▸ To do
Copy each line in the data that includes the word "title".

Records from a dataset
--------------------------------

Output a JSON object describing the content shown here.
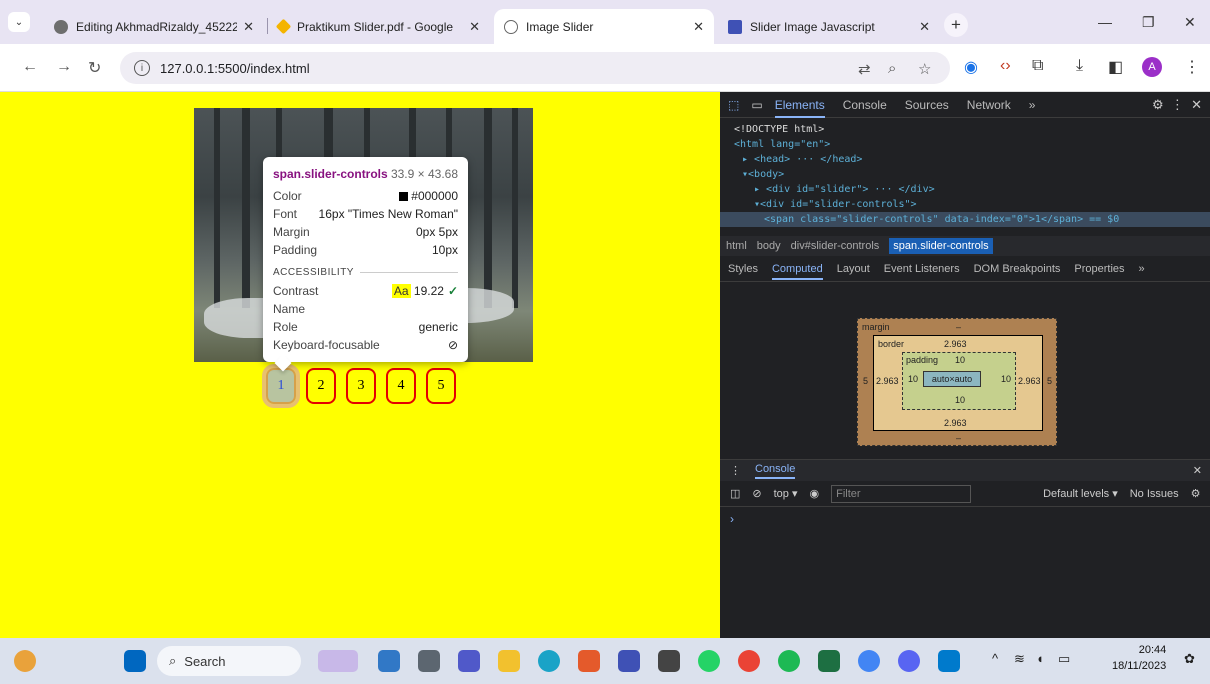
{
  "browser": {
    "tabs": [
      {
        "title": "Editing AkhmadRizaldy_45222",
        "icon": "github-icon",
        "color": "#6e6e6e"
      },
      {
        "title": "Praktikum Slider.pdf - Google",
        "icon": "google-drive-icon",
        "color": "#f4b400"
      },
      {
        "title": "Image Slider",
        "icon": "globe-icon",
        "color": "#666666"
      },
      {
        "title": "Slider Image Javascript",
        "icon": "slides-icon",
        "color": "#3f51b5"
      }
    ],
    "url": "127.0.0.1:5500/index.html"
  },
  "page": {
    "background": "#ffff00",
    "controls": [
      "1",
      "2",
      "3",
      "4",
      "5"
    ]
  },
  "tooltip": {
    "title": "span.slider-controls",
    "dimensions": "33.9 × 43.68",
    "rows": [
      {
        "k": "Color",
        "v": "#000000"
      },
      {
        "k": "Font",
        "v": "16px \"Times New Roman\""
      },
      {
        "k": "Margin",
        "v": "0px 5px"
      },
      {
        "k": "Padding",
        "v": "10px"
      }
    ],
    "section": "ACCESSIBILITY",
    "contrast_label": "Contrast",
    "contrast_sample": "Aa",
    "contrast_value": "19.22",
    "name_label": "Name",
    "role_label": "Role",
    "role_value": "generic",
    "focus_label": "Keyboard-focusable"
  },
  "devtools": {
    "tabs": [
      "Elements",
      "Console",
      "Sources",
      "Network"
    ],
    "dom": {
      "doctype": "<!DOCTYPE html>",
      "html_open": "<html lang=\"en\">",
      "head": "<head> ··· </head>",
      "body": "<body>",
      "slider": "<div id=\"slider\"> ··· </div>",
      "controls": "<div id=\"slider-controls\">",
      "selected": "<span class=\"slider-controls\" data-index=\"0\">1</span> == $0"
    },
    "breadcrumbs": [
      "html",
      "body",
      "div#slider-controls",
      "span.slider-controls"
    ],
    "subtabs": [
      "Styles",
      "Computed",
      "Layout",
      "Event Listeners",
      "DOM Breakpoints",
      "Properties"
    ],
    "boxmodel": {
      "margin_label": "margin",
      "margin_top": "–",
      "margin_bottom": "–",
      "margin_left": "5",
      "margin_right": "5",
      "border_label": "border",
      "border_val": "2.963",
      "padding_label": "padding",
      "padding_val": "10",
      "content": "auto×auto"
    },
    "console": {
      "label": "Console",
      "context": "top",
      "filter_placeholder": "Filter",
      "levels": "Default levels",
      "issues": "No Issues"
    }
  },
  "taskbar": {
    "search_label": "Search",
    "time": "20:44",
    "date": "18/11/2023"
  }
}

--------------------------------

▸ Result of this task
        "title": "Editing AkhmadRizaldy_45222",
        "title": "Praktikum Slider.pdf - Google",
        "title": "Image Slider",
        "title": "Slider Image Javascript",
    "title": "span.slider-controls",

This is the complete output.